# WRITTEN EXERCISE
Only the lines holding the string "이용하여" are needed. Copy each one.

■ ■ ■ ■

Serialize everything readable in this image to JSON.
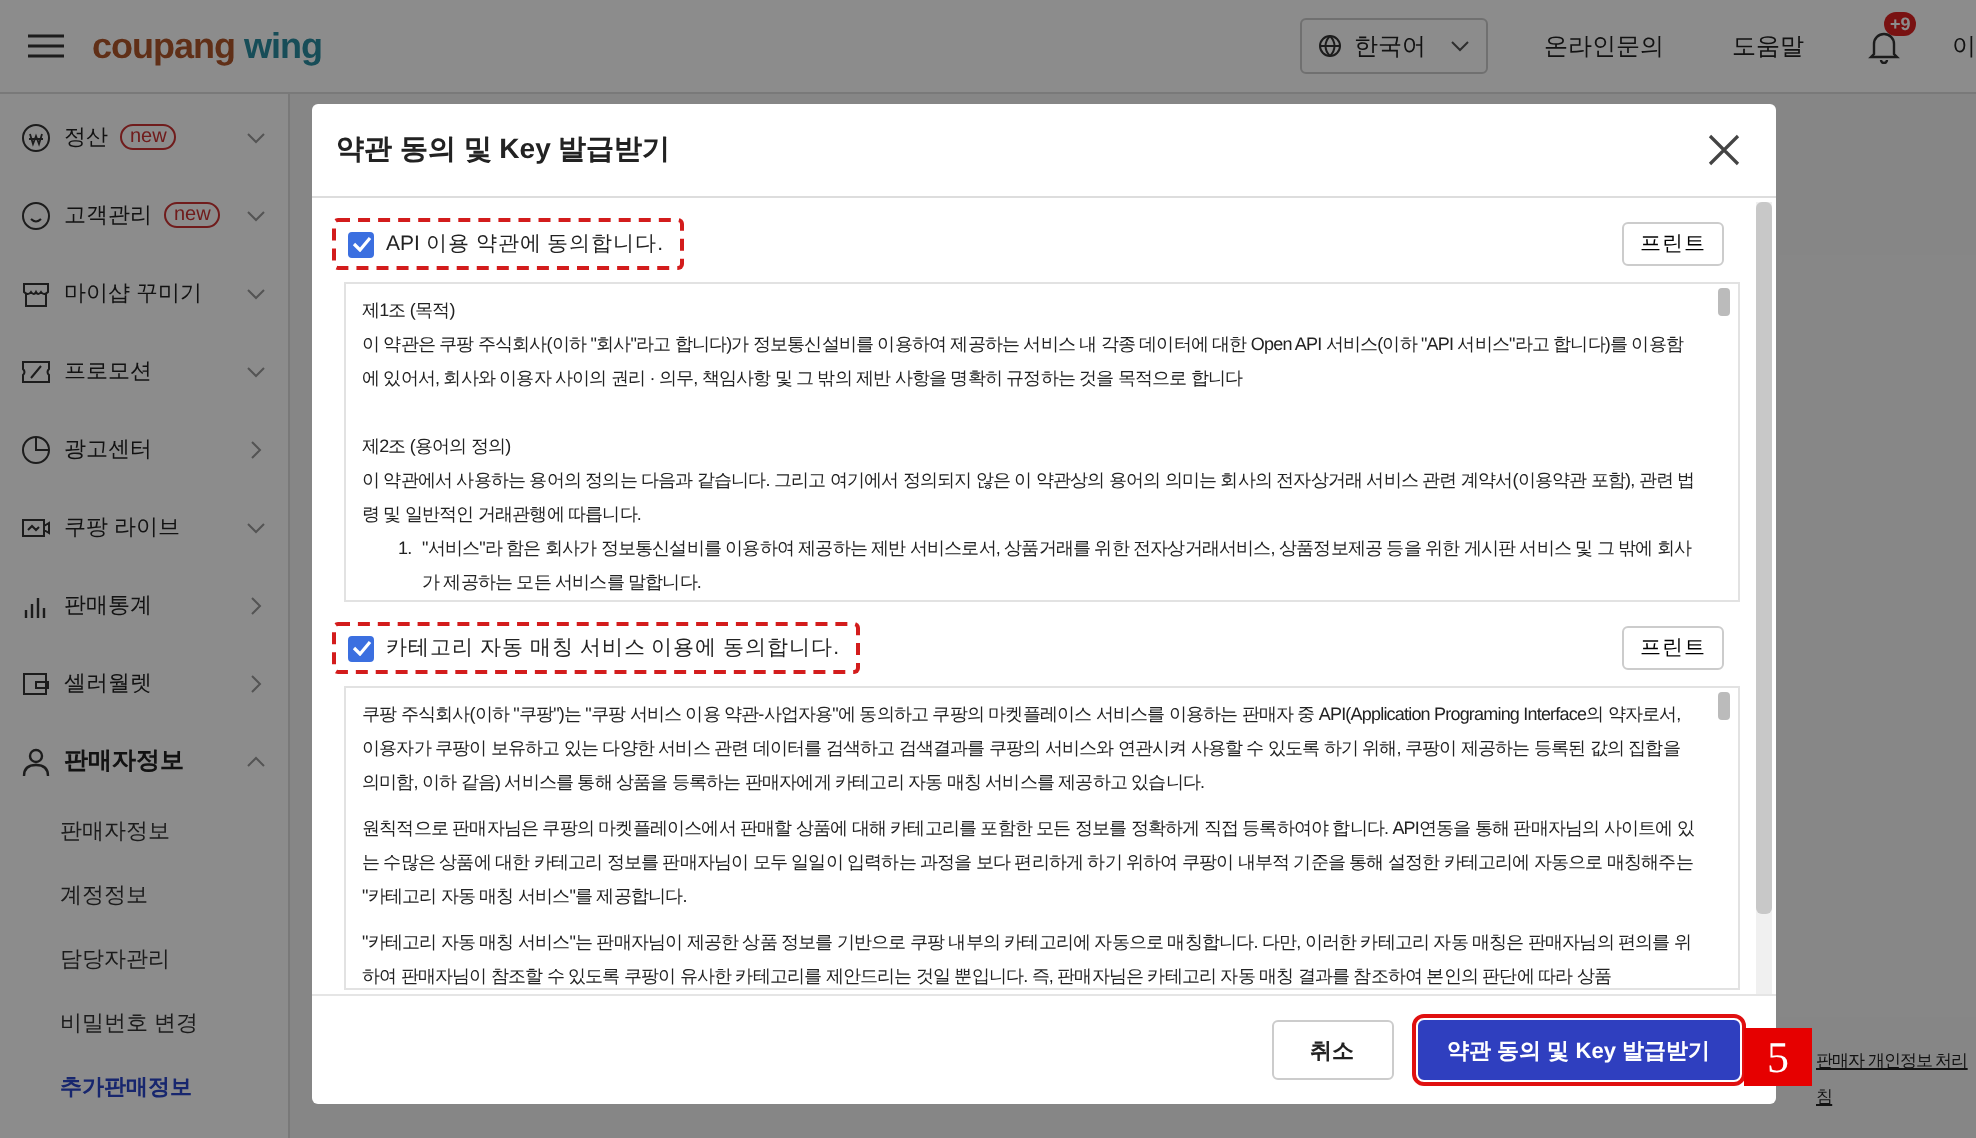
{
  "header": {
    "logo": {
      "brand": "coupang",
      "product": "wing"
    },
    "language": "한국어",
    "links": [
      "온라인문의",
      "도움말"
    ],
    "notification_badge": "+9",
    "user_initial": "이"
  },
  "sidebar": {
    "items": [
      {
        "label": "정산",
        "badge": "new",
        "expandable": true,
        "expanded": false
      },
      {
        "label": "고객관리",
        "badge": "new",
        "expandable": true,
        "expanded": false
      },
      {
        "label": "마이샵 꾸미기",
        "expandable": true,
        "expanded": false
      },
      {
        "label": "프로모션",
        "expandable": true,
        "expanded": false
      },
      {
        "label": "광고센터",
        "expandable": false,
        "expanded": false
      },
      {
        "label": "쿠팡 라이브",
        "expandable": true,
        "expanded": false
      },
      {
        "label": "판매통계",
        "expandable": false,
        "expanded": false
      },
      {
        "label": "셀러월렛",
        "expandable": false,
        "expanded": false
      },
      {
        "label": "판매자정보",
        "expandable": true,
        "expanded": true,
        "children": [
          {
            "label": "판매자정보",
            "selected": false
          },
          {
            "label": "계정정보",
            "selected": false
          },
          {
            "label": "담당자관리",
            "selected": false
          },
          {
            "label": "비밀번호 변경",
            "selected": false
          },
          {
            "label": "추가판매정보",
            "selected": true
          }
        ]
      }
    ]
  },
  "background_link": [
    "판매자 개인정보 처리",
    "침"
  ],
  "modal": {
    "title": "약관 동의 및 Key 발급받기",
    "sections": [
      {
        "agree_label": "API 이용 약관에 동의합니다.",
        "checked": true,
        "highlighted": true,
        "print_button": "프린트",
        "paragraphs": [
          {
            "kind": "heading",
            "text": "제1조 (목적)"
          },
          {
            "kind": "text",
            "text": "이 약관은 쿠팡 주식회사(이하 \"회사\"라고 합니다)가 정보통신설비를 이용하여 제공하는 서비스 내 각종 데이터에 대한 Open API 서비스(이하 \"API 서비스\"라고 합니다)를 이용함에 있어서, 회사와 이용자 사이의 권리 · 의무, 책임사항 및 그 밖의 제반 사항을 명확히 규정하는 것을 목적으로 합니다"
          },
          {
            "kind": "heading",
            "text": "제2조 (용어의 정의)"
          },
          {
            "kind": "text",
            "text": "이 약관에서 사용하는 용어의 정의는 다음과 같습니다. 그리고 여기에서 정의되지 않은 이 약관상의 용어의 의미는 회사의 전자상거래 서비스 관련 계약서(이용약관 포함), 관련 법령 및 일반적인 거래관행에 따릅니다."
          },
          {
            "kind": "list_item",
            "marker": "1.",
            "text": "\"서비스\"라 함은 회사가 정보통신설비를 이용하여 제공하는 제반 서비스로서, 상품거래를 위한 전자상거래서비스, 상품정보제공 등을 위한 게시판 서비스 및 그 밖에 회사가 제공하는 모든 서비스를 말합니다."
          }
        ]
      },
      {
        "agree_label": "카테고리 자동 매칭 서비스 이용에 동의합니다.",
        "checked": true,
        "highlighted": true,
        "print_button": "프린트",
        "paragraphs": [
          {
            "kind": "text",
            "text": "쿠팡 주식회사(이하 \"쿠팡\")는 \"쿠팡 서비스 이용 약관-사업자용\"에 동의하고 쿠팡의 마켓플레이스 서비스를 이용하는 판매자 중 API(Application Programing Interface의 약자로서, 이용자가 쿠팡이 보유하고 있는 다양한 서비스 관련 데이터를 검색하고 검색결과를 쿠팡의 서비스와 연관시켜 사용할 수 있도록 하기 위해, 쿠팡이 제공하는 등록된 값의 집합을 의미함, 이하 같음) 서비스를 통해 상품을 등록하는 판매자에게 카테고리 자동 매칭 서비스를 제공하고 있습니다."
          },
          {
            "kind": "text",
            "text": "원칙적으로 판매자님은 쿠팡의 마켓플레이스에서 판매할 상품에 대해 카테고리를 포함한 모든 정보를 정확하게 직접 등록하여야 합니다. API연동을 통해 판매자님의 사이트에 있는 수많은 상품에 대한 카테고리 정보를 판매자님이 모두 일일이 입력하는 과정을 보다 편리하게 하기 위하여 쿠팡이 내부적 기준을 통해 설정한 카테고리에 자동으로 매칭해주는 \"카테고리 자동 매칭 서비스\"를 제공합니다."
          },
          {
            "kind": "text",
            "text": "\"카테고리 자동 매칭 서비스\"는 판매자님이 제공한 상품 정보를 기반으로 쿠팡 내부의 카테고리에 자동으로 매칭합니다. 다만, 이러한 카테고리 자동 매칭은 판매자님의 편의를 위하여 판매자님이 참조할 수 있도록 쿠팡이 유사한 카테고리를 제안드리는 것일 뿐입니다. 즉, 판매자님은 카테고리 자동 매칭 결과를 참조하여 본인의 판단에 따라 상품"
          }
        ]
      }
    ],
    "buttons": [
      {
        "label": "취소",
        "kind": "secondary",
        "highlighted": false
      },
      {
        "label": "약관 동의 및 Key 발급받기",
        "kind": "primary",
        "highlighted": true
      }
    ]
  },
  "annotation": {
    "step": "5"
  }
}
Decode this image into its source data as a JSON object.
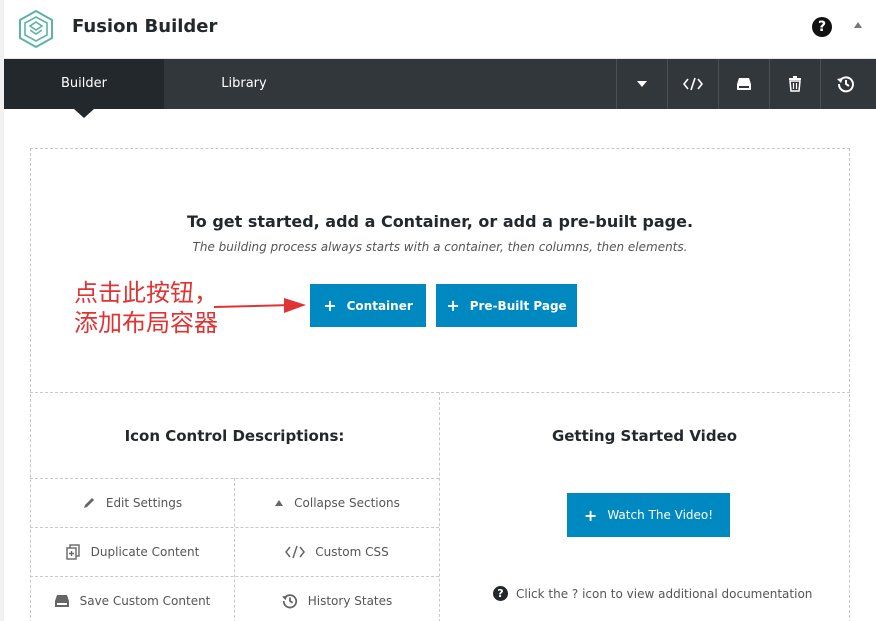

■ ■ ■ ■

# TASK ANSWER
            "text": "이 약관은 쿠팡 주식회사(이하 \"회사\"라고 합니다)가 정보통신설비를 이용하여 제공하는 서비스 내 각종 데이터에 대한 Open API 서비스(이하 \"API 서비스\"라고 합니다)를 이용함에 있어서, 회사와 이용자 사이의 권리 · 의무, 책임사항 및 그 밖의 제반 사항을 명확히 규정하는 것을 목적으로 합니다"
            "text": "\"서비스\"라 함은 회사가 정보통신설비를 이용하여 제공하는 제반 서비스로서, 상품거래를 위한 전자상거래서비스, 상품정보제공 등을 위한 게시판 서비스 및 그 밖에 회사가 제공하는 모든 서비스를 말합니다."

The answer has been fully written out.